**Goal of the exercise**
Omit every picture and return the rest of the data unaltered.

**Record excerpts**

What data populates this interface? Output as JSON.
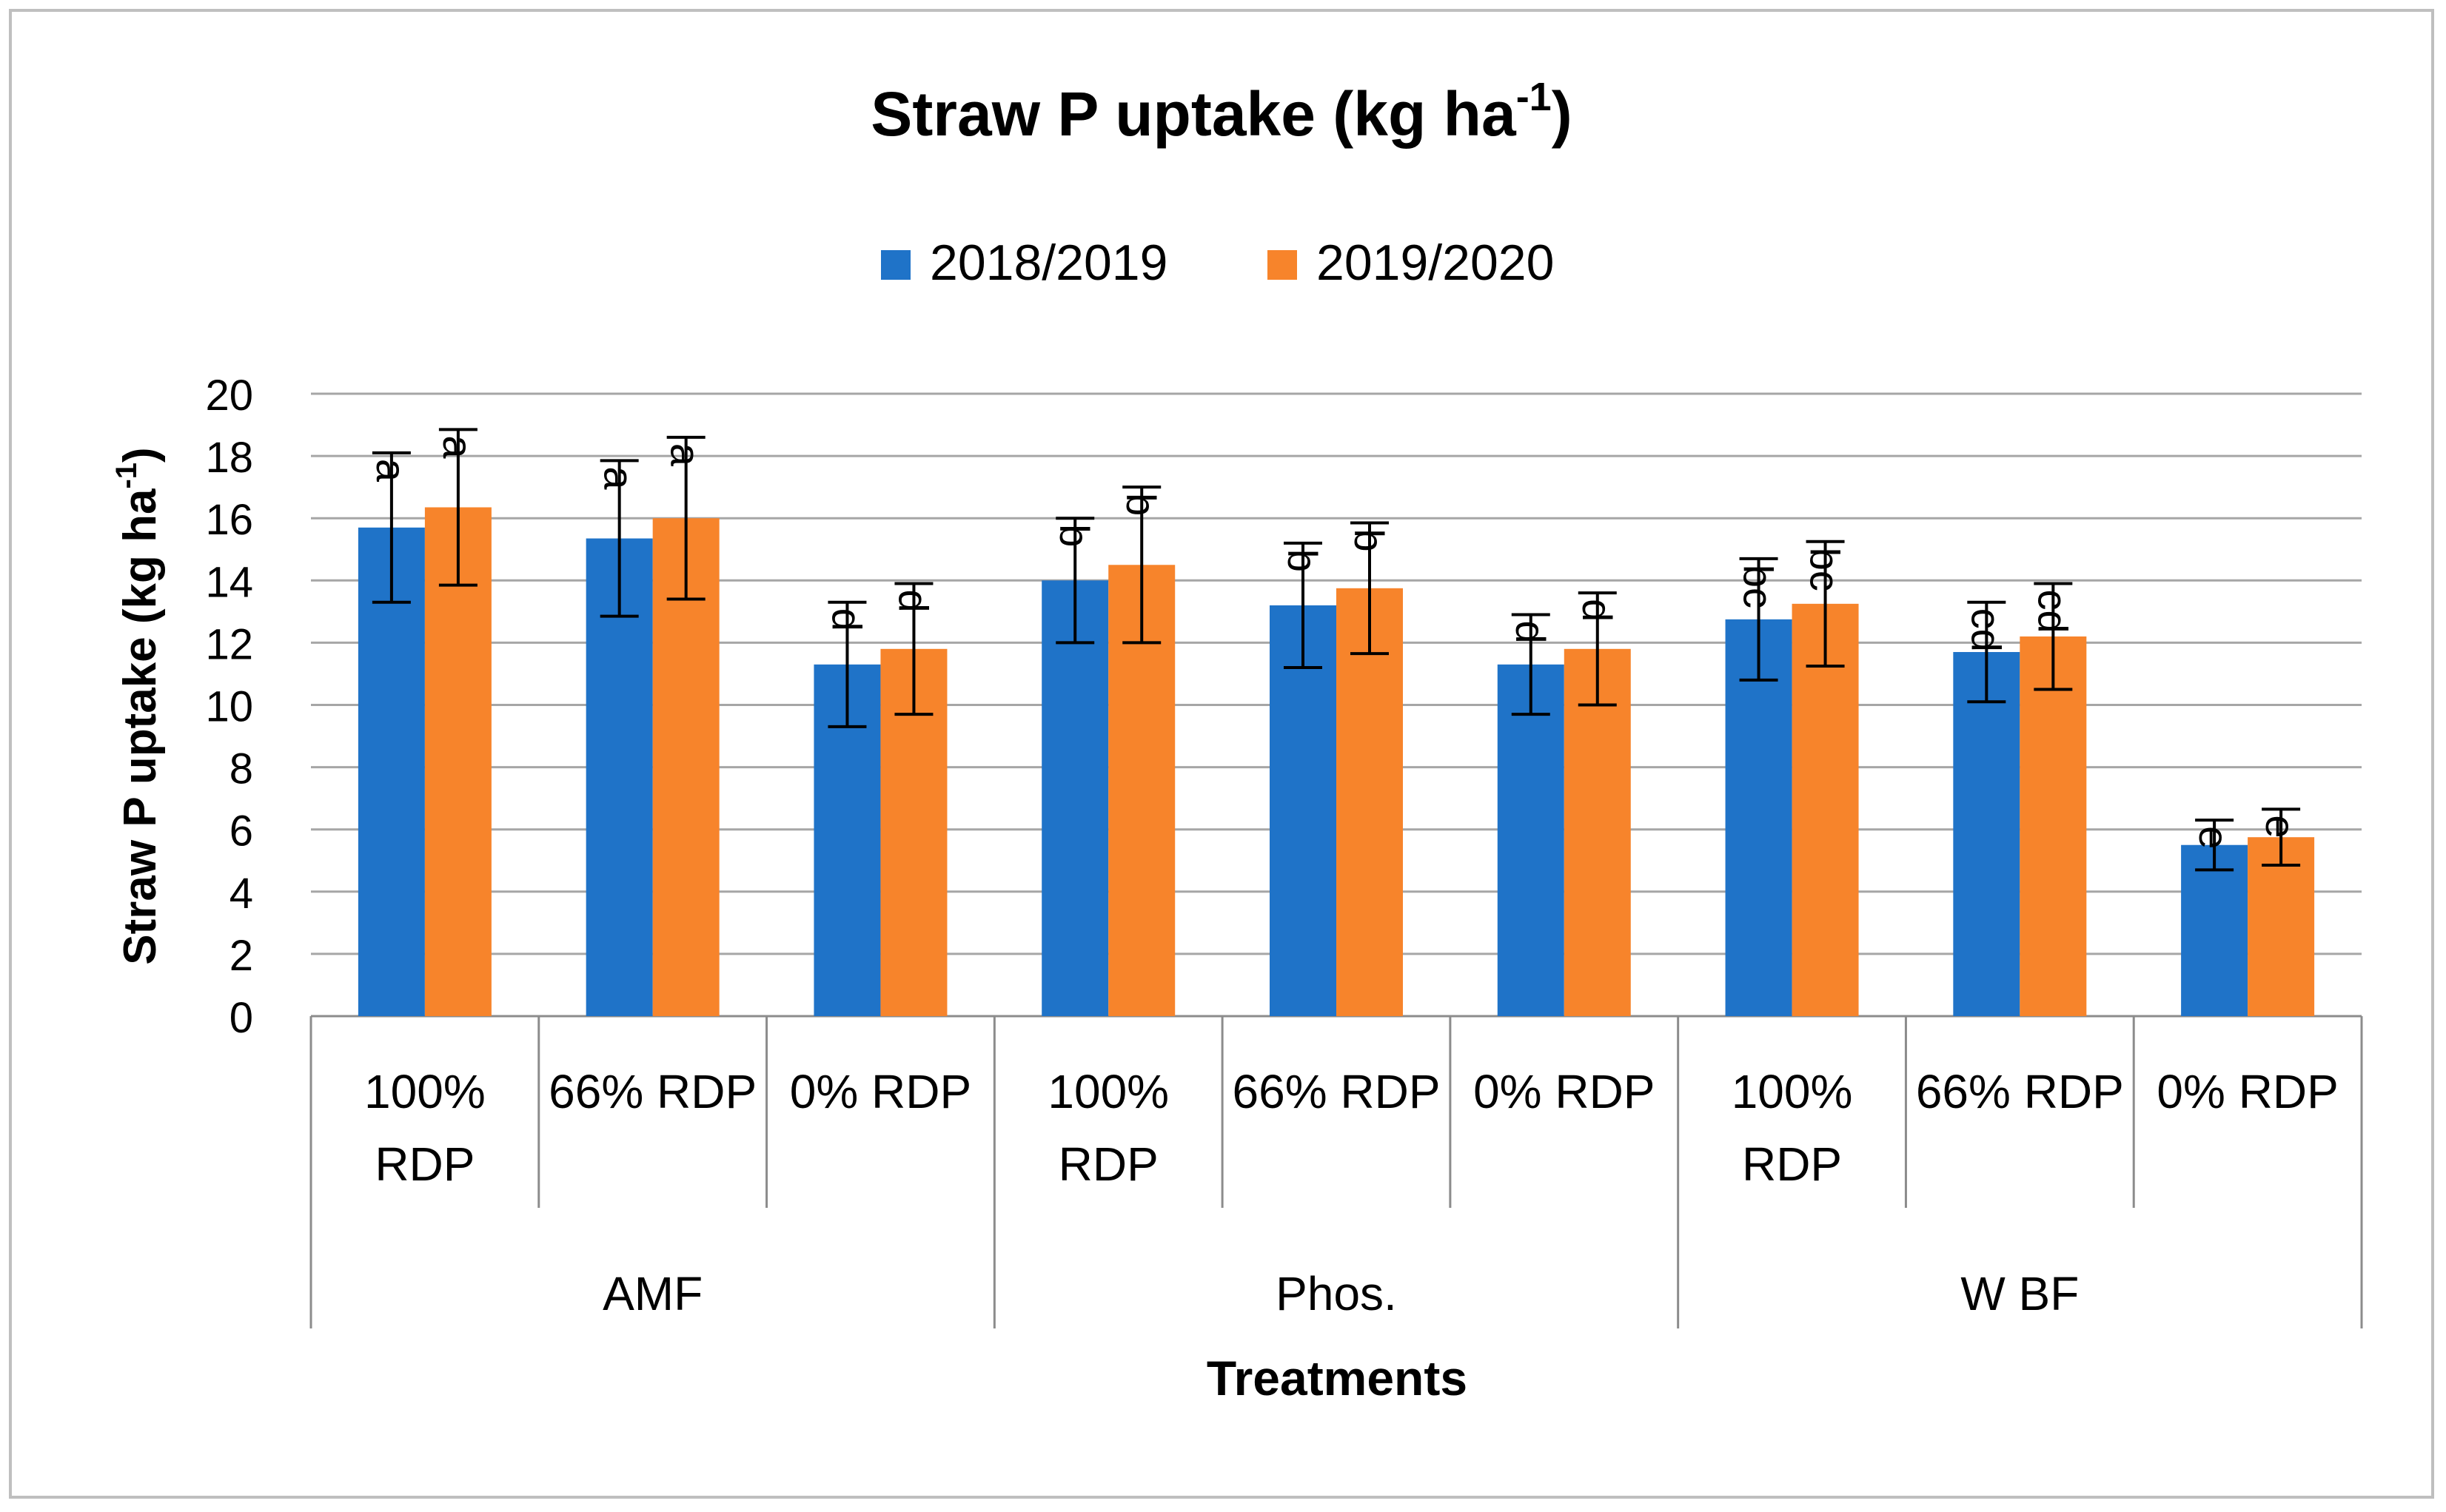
{
  "chart_data": {
    "type": "bar",
    "title": "Straw P uptake (kg ha",
    "title_superscript": "-1",
    "title_close": ")",
    "ylabel": "Straw P uptake (kg ha",
    "ylabel_superscript": "-1",
    "ylabel_close": ")",
    "xlabel": "Treatments",
    "ylim": [
      0,
      20
    ],
    "yticks": [
      0,
      2,
      4,
      6,
      8,
      10,
      12,
      14,
      16,
      18,
      20
    ],
    "grid": true,
    "legend_position": "top-center",
    "groups": [
      {
        "label": "AMF",
        "categories": [
          "100% RDP",
          "66% RDP",
          "0% RDP"
        ]
      },
      {
        "label": "Phos.",
        "categories": [
          "100% RDP",
          "66% RDP",
          "0% RDP"
        ]
      },
      {
        "label": "W BF",
        "categories": [
          "100% RDP",
          "66% RDP",
          "0% RDP"
        ]
      }
    ],
    "series": [
      {
        "name": "2018/2019",
        "color": "#1f73c8",
        "values": [
          15.7,
          15.35,
          11.3,
          14.0,
          13.2,
          11.3,
          12.75,
          11.7,
          5.5
        ],
        "errors": [
          2.4,
          2.5,
          2.0,
          2.0,
          2.0,
          1.6,
          1.95,
          1.6,
          0.8
        ],
        "labels": [
          "a",
          "a",
          "d",
          "b",
          "b",
          "d",
          "bc",
          "cd",
          "e"
        ]
      },
      {
        "name": "2019/2020",
        "color": "#f7842b",
        "values": [
          16.35,
          16.0,
          11.8,
          14.5,
          13.75,
          11.8,
          13.25,
          12.2,
          5.75
        ],
        "errors": [
          2.5,
          2.6,
          2.1,
          2.5,
          2.1,
          1.8,
          2.0,
          1.7,
          0.9
        ],
        "labels": [
          "a",
          "a",
          "d",
          "b",
          "b",
          "d",
          "bc",
          "cd",
          "e"
        ]
      }
    ]
  }
}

**Worked answer**
What data populates this interface? Output as JSON.
{
  "chart_data": {
    "type": "bar",
    "title": "Straw P uptake (kg ha",
    "title_superscript": "-1",
    "title_close": ")",
    "ylabel": "Straw P uptake (kg ha",
    "ylabel_superscript": "-1",
    "ylabel_close": ")",
    "xlabel": "Treatments",
    "ylim": [
      0,
      20
    ],
    "yticks": [
      0,
      2,
      4,
      6,
      8,
      10,
      12,
      14,
      16,
      18,
      20
    ],
    "grid": true,
    "legend_position": "top-center",
    "groups": [
      {
        "label": "AMF",
        "categories": [
          "100% RDP",
          "66% RDP",
          "0% RDP"
        ]
      },
      {
        "label": "Phos.",
        "categories": [
          "100% RDP",
          "66% RDP",
          "0% RDP"
        ]
      },
      {
        "label": "W BF",
        "categories": [
          "100% RDP",
          "66% RDP",
          "0% RDP"
        ]
      }
    ],
    "series": [
      {
        "name": "2018/2019",
        "color": "#1f73c8",
        "values": [
          15.7,
          15.35,
          11.3,
          14.0,
          13.2,
          11.3,
          12.75,
          11.7,
          5.5
        ],
        "errors": [
          2.4,
          2.5,
          2.0,
          2.0,
          2.0,
          1.6,
          1.95,
          1.6,
          0.8
        ],
        "labels": [
          "a",
          "a",
          "d",
          "b",
          "b",
          "d",
          "bc",
          "cd",
          "e"
        ]
      },
      {
        "name": "2019/2020",
        "color": "#f7842b",
        "values": [
          16.35,
          16.0,
          11.8,
          14.5,
          13.75,
          11.8,
          13.25,
          12.2,
          5.75
        ],
        "errors": [
          2.5,
          2.6,
          2.1,
          2.5,
          2.1,
          1.8,
          2.0,
          1.7,
          0.9
        ],
        "labels": [
          "a",
          "a",
          "d",
          "b",
          "b",
          "d",
          "bc",
          "cd",
          "e"
        ]
      }
    ]
  }
}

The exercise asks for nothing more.